### RECORDS FOR THIS EXERCISE:
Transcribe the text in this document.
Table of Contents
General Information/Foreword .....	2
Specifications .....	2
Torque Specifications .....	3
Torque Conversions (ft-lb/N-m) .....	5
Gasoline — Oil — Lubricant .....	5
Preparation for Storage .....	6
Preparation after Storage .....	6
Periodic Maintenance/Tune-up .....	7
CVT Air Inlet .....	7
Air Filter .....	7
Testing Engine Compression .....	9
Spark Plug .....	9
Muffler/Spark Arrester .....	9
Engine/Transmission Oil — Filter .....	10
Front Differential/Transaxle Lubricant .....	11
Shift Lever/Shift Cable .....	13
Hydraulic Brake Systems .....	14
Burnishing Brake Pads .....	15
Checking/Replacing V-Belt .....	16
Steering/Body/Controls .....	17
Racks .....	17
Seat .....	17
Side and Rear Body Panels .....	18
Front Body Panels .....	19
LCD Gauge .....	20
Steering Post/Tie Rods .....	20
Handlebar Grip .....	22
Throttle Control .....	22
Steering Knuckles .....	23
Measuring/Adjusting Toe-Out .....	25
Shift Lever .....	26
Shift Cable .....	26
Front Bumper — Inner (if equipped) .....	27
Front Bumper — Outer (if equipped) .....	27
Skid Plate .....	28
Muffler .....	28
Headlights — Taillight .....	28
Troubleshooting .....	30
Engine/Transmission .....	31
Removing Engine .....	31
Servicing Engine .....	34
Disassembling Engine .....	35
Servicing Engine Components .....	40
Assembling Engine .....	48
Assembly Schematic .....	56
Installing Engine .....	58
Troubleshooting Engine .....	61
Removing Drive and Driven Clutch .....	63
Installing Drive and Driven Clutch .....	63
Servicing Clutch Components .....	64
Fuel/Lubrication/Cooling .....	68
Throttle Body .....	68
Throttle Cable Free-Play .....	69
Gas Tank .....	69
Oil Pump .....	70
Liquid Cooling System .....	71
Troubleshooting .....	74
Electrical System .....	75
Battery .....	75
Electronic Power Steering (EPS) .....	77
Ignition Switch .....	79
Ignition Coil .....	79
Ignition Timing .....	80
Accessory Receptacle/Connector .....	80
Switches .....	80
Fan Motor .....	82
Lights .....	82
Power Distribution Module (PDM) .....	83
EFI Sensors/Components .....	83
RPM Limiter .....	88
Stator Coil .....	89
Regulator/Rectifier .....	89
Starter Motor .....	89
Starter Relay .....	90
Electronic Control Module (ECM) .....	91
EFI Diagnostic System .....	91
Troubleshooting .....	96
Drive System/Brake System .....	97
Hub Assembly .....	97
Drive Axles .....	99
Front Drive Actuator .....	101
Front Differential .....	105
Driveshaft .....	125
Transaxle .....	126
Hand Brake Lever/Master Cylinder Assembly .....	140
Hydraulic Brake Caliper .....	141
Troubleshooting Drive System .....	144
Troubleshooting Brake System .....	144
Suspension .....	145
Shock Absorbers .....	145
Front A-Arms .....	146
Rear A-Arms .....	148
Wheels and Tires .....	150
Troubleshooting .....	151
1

### GIVEN REQUEST:
In the entries above, identify every line with the word "Specifications". Copy those lines.

### REPLY:
Specifications .....	2
Torque Specifications .....	3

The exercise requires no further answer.